— BEGIN DATA ROWS —

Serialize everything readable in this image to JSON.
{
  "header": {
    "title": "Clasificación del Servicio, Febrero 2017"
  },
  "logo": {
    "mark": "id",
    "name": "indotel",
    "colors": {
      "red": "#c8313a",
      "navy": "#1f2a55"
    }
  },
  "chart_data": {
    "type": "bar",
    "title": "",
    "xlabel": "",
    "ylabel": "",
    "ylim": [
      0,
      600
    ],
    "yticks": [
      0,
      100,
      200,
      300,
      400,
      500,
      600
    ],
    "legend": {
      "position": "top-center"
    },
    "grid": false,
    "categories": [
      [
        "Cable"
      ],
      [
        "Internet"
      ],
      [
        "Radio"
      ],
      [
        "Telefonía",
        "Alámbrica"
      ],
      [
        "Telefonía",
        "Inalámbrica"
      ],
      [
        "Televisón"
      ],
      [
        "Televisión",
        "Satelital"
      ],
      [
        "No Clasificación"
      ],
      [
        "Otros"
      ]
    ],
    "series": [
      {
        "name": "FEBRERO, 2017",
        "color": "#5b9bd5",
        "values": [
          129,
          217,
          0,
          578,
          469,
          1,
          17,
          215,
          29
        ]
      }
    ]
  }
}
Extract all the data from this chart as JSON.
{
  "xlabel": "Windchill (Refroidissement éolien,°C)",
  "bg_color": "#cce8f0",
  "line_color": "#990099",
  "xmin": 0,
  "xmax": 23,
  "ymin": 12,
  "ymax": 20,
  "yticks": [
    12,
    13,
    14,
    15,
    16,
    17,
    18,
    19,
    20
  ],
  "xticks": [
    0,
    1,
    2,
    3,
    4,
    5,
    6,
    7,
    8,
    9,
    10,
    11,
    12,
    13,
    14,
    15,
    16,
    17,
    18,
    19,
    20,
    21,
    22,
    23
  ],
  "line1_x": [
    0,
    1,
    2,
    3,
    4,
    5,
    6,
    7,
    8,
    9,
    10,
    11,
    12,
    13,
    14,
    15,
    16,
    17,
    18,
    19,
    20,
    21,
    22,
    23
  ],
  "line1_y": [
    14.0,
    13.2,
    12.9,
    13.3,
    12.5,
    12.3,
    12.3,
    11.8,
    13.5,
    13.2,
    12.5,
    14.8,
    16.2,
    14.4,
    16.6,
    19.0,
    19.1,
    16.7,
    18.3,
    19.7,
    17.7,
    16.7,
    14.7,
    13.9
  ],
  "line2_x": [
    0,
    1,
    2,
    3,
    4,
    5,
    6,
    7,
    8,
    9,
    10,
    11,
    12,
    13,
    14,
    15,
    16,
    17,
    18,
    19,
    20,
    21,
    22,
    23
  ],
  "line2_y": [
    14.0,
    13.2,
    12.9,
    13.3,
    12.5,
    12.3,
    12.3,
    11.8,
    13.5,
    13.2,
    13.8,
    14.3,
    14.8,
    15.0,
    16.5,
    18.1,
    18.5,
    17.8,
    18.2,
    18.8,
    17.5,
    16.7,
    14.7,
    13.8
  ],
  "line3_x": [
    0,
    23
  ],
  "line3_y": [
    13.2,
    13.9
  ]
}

— END DATA ROWS —

→ **WHAT YOU NEED TO DO**: Provide an exact reproduction of all the entries shown above.

→ **COMPLETED EXERCISE**:
Serialize everything readable in this image to JSON.
{
  "header": {
    "title": "Clasificación del Servicio, Febrero 2017"
  },
  "logo": {
    "mark": "id",
    "name": "indotel",
    "colors": {
      "red": "#c8313a",
      "navy": "#1f2a55"
    }
  },
  "chart_data": {
    "type": "bar",
    "title": "",
    "xlabel": "",
    "ylabel": "",
    "ylim": [
      0,
      600
    ],
    "yticks": [
      0,
      100,
      200,
      300,
      400,
      500,
      600
    ],
    "legend": {
      "position": "top-center"
    },
    "grid": false,
    "categories": [
      [
        "Cable"
      ],
      [
        "Internet"
      ],
      [
        "Radio"
      ],
      [
        "Telefonía",
        "Alámbrica"
      ],
      [
        "Telefonía",
        "Inalámbrica"
      ],
      [
        "Televisón"
      ],
      [
        "Televisión",
        "Satelital"
      ],
      [
        "No Clasificación"
      ],
      [
        "Otros"
      ]
    ],
    "series": [
      {
        "name": "FEBRERO, 2017",
        "color": "#5b9bd5",
        "values": [
          129,
          217,
          0,
          578,
          469,
          1,
          17,
          215,
          29
        ]
      }
    ]
  }
}
Extract all the data from this chart as JSON.
{
  "xlabel": "Windchill (Refroidissement éolien,°C)",
  "bg_color": "#cce8f0",
  "line_color": "#990099",
  "xmin": 0,
  "xmax": 23,
  "ymin": 12,
  "ymax": 20,
  "yticks": [
    12,
    13,
    14,
    15,
    16,
    17,
    18,
    19,
    20
  ],
  "xticks": [
    0,
    1,
    2,
    3,
    4,
    5,
    6,
    7,
    8,
    9,
    10,
    11,
    12,
    13,
    14,
    15,
    16,
    17,
    18,
    19,
    20,
    21,
    22,
    23
  ],
  "line1_x": [
    0,
    1,
    2,
    3,
    4,
    5,
    6,
    7,
    8,
    9,
    10,
    11,
    12,
    13,
    14,
    15,
    16,
    17,
    18,
    19,
    20,
    21,
    22,
    23
  ],
  "line1_y": [
    14.0,
    13.2,
    12.9,
    13.3,
    12.5,
    12.3,
    12.3,
    11.8,
    13.5,
    13.2,
    12.5,
    14.8,
    16.2,
    14.4,
    16.6,
    19.0,
    19.1,
    16.7,
    18.3,
    19.7,
    17.7,
    16.7,
    14.7,
    13.9
  ],
  "line2_x": [
    0,
    1,
    2,
    3,
    4,
    5,
    6,
    7,
    8,
    9,
    10,
    11,
    12,
    13,
    14,
    15,
    16,
    17,
    18,
    19,
    20,
    21,
    22,
    23
  ],
  "line2_y": [
    14.0,
    13.2,
    12.9,
    13.3,
    12.5,
    12.3,
    12.3,
    11.8,
    13.5,
    13.2,
    13.8,
    14.3,
    14.8,
    15.0,
    16.5,
    18.1,
    18.5,
    17.8,
    18.2,
    18.8,
    17.5,
    16.7,
    14.7,
    13.8
  ],
  "line3_x": [
    0,
    23
  ],
  "line3_y": [
    13.2,
    13.9
  ]
}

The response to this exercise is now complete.